What is being asked |
Every line holding the string "PREMIUM" should be gathered.

Dataset entries:
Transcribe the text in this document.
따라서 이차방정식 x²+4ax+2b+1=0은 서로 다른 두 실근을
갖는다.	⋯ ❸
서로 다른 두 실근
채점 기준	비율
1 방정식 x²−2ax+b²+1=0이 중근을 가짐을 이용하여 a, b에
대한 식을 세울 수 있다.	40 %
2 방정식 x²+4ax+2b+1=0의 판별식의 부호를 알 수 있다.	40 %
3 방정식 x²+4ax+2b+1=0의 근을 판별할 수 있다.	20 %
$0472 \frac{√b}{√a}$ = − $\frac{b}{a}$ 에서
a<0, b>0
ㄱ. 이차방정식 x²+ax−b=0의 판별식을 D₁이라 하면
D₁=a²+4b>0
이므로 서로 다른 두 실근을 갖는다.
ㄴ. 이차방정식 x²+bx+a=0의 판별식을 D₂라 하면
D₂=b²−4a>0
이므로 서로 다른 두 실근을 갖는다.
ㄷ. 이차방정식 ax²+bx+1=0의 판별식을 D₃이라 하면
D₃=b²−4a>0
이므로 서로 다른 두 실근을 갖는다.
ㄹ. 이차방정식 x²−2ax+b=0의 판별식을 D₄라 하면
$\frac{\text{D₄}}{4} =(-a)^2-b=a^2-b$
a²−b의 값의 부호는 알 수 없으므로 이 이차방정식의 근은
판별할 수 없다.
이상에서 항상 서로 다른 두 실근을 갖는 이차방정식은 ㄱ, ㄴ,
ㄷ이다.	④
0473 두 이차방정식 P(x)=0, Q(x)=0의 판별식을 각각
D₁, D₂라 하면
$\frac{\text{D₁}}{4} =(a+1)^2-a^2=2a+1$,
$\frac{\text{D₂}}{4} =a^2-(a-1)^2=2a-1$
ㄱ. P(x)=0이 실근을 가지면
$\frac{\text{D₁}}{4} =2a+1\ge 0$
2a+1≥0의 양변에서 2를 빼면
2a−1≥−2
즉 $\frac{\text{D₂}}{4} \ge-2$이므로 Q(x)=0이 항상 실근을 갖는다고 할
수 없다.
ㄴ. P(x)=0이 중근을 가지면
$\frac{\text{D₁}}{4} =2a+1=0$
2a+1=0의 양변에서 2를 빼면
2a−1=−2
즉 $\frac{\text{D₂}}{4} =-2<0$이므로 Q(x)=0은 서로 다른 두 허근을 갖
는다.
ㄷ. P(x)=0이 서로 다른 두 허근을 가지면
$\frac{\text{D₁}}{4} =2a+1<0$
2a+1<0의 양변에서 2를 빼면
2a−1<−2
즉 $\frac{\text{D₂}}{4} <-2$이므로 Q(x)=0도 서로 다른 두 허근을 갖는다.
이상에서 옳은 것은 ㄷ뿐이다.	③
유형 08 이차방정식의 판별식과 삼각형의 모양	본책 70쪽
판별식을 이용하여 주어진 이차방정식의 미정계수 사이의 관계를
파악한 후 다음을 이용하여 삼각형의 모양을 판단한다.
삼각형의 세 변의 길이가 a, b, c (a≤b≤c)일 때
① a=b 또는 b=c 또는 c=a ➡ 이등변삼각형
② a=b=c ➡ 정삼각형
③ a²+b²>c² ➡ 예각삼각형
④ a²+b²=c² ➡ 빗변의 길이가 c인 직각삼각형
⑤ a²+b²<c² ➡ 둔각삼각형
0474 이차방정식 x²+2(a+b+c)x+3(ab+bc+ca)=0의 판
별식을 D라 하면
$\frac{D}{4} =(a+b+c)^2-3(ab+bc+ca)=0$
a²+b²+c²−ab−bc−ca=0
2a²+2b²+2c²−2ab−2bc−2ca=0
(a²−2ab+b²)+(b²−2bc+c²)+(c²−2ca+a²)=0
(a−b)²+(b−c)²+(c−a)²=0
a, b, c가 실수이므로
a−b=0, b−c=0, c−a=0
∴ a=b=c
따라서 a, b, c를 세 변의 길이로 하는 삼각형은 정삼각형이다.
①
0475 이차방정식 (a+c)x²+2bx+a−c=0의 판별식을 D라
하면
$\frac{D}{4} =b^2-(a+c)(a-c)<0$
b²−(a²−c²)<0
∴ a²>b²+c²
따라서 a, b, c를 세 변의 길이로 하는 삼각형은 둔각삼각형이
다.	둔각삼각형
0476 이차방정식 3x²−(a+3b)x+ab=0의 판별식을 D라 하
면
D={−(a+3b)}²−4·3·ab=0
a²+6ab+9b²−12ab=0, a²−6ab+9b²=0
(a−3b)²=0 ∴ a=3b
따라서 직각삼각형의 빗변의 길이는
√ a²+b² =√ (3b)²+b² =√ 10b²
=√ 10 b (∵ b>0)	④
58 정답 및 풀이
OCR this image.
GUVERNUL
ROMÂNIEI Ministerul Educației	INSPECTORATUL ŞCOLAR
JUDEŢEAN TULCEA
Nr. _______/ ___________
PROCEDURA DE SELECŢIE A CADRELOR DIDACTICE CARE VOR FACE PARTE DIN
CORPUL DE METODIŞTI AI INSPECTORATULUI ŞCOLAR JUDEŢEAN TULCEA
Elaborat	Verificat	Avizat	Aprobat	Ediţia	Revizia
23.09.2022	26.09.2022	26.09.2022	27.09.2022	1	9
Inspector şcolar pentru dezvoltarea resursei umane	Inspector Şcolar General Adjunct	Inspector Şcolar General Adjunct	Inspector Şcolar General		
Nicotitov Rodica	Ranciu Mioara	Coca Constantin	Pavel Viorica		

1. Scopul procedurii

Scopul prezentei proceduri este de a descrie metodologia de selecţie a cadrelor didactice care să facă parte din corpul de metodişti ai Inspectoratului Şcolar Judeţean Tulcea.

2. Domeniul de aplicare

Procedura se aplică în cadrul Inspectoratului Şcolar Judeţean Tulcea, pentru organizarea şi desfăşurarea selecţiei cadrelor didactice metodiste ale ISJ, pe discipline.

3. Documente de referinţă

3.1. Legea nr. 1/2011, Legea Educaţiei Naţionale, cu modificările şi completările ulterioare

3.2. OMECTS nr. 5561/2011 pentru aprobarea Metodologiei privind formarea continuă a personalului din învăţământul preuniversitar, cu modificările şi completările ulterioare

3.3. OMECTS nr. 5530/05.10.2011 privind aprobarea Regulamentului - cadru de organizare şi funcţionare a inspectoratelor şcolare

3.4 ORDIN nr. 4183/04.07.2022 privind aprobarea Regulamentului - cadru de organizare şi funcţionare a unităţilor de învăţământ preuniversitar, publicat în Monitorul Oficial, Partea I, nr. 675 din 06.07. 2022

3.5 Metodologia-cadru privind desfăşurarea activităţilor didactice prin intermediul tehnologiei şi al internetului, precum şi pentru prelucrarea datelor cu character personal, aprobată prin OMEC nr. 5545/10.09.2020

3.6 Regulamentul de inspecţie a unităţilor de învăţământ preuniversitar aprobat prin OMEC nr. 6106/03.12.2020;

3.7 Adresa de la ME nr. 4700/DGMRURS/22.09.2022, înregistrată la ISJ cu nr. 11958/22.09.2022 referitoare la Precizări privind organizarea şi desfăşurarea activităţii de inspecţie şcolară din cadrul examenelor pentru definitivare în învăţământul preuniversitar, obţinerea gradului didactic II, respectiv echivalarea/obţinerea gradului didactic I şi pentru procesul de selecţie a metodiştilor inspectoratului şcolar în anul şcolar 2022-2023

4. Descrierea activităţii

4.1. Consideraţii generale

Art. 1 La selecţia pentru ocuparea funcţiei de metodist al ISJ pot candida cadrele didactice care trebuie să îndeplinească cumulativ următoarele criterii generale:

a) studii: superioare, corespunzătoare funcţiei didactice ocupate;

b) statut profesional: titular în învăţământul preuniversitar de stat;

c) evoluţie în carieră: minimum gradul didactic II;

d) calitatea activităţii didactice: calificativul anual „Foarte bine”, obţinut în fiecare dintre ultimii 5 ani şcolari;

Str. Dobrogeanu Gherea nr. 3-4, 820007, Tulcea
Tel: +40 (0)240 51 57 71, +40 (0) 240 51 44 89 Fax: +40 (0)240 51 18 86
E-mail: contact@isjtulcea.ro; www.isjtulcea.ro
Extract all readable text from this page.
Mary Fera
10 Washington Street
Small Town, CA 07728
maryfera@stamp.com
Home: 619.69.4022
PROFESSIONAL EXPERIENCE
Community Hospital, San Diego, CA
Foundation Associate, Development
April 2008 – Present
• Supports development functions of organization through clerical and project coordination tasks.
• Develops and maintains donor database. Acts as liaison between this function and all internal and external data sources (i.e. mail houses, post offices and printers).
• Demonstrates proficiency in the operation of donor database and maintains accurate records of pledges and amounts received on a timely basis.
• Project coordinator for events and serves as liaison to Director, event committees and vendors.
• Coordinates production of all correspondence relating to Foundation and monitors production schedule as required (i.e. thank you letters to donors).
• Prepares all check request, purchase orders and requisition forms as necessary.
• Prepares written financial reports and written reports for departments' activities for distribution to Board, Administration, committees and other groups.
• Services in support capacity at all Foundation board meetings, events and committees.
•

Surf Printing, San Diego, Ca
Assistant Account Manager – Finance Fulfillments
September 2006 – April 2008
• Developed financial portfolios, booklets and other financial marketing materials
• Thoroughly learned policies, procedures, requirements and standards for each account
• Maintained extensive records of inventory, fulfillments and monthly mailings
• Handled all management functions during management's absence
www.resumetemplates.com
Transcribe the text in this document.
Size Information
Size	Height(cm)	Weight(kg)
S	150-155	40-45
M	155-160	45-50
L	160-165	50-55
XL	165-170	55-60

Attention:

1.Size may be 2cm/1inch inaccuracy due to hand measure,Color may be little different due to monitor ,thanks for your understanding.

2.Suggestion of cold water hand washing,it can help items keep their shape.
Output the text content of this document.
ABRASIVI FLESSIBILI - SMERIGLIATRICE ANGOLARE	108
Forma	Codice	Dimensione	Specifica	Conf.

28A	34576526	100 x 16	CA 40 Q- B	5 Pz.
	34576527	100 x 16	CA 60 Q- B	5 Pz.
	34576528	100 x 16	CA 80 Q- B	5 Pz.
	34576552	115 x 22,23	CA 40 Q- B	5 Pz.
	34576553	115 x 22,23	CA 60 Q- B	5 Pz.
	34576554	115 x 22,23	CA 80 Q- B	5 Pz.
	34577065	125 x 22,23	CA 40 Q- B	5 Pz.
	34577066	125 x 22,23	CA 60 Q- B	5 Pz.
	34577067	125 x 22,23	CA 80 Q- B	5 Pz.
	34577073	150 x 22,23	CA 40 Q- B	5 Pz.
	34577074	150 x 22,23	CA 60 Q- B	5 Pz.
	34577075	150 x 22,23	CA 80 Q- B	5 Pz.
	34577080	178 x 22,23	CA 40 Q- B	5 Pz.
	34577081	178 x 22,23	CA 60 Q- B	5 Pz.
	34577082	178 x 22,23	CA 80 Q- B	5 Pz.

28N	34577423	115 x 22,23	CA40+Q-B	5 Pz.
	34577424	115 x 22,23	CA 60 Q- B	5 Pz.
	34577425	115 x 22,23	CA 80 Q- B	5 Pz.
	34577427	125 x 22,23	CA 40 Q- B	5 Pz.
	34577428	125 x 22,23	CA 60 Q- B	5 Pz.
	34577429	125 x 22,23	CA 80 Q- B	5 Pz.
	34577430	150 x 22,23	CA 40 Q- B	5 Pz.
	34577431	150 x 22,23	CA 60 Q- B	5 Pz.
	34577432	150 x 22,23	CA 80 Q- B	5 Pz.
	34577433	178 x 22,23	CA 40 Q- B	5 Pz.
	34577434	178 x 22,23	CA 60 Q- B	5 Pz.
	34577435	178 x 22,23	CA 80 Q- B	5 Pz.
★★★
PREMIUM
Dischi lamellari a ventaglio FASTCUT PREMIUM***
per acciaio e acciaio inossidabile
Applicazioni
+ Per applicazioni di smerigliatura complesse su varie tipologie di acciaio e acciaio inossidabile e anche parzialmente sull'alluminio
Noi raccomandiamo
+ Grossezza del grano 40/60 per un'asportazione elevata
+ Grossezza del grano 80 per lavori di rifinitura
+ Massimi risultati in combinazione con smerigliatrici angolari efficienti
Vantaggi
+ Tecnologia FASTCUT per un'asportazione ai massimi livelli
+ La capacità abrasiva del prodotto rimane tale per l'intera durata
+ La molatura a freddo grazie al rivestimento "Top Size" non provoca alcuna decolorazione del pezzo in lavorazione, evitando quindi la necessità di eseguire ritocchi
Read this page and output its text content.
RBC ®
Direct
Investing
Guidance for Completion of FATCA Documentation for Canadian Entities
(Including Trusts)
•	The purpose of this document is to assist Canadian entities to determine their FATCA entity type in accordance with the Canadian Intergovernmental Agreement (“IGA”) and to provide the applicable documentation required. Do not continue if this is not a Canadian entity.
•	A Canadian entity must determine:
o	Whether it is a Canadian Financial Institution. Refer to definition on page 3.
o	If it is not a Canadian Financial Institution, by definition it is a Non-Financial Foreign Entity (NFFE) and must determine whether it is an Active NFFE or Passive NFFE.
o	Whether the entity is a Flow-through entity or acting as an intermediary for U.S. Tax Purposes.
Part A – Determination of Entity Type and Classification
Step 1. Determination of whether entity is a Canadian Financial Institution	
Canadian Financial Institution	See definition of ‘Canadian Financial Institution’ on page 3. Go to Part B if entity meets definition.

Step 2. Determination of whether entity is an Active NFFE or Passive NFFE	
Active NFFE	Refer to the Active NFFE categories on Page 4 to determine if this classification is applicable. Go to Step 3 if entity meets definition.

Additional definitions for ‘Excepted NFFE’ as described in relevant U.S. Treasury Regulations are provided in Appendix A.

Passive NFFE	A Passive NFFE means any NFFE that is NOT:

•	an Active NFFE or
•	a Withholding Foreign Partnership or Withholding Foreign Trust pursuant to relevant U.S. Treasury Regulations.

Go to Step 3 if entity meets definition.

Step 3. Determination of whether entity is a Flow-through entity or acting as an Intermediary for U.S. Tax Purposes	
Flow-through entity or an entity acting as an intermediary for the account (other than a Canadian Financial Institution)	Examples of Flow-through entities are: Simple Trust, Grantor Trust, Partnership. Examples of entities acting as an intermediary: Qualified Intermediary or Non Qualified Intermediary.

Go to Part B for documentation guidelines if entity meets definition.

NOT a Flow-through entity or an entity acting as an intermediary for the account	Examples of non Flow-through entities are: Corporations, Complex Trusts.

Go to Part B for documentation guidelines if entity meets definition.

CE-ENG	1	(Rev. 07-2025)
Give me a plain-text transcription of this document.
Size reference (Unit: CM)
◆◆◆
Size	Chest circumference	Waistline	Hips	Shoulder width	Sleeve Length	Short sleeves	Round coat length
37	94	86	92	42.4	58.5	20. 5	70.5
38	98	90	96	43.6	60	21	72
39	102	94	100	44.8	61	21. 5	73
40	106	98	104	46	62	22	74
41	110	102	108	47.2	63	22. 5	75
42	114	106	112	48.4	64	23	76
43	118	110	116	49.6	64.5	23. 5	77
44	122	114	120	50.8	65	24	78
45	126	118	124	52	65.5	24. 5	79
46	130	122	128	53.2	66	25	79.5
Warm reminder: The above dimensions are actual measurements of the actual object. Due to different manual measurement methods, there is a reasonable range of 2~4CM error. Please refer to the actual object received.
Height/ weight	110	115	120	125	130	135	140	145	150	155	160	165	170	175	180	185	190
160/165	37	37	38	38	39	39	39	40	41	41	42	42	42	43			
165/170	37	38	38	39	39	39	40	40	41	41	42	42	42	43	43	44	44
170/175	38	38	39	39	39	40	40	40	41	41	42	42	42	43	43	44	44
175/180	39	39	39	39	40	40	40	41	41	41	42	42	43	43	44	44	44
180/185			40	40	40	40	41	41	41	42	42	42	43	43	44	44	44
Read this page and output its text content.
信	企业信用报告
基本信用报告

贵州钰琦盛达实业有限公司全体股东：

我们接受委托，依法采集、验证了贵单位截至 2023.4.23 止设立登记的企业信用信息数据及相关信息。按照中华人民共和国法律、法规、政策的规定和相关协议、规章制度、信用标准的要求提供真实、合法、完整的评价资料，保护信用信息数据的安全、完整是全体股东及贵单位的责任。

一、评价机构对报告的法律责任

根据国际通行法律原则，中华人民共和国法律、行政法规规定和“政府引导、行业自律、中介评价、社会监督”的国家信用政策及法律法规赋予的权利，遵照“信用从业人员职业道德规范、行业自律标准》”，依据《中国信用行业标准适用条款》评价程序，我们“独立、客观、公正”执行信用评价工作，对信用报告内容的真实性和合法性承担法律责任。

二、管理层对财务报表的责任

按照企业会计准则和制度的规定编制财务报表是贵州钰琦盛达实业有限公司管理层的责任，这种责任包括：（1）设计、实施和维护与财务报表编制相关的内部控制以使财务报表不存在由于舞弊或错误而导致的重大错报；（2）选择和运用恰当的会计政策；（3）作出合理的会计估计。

Task output |
PREMIUM
Dischi lamellari a ventaglio FASTCUT PREMIUM***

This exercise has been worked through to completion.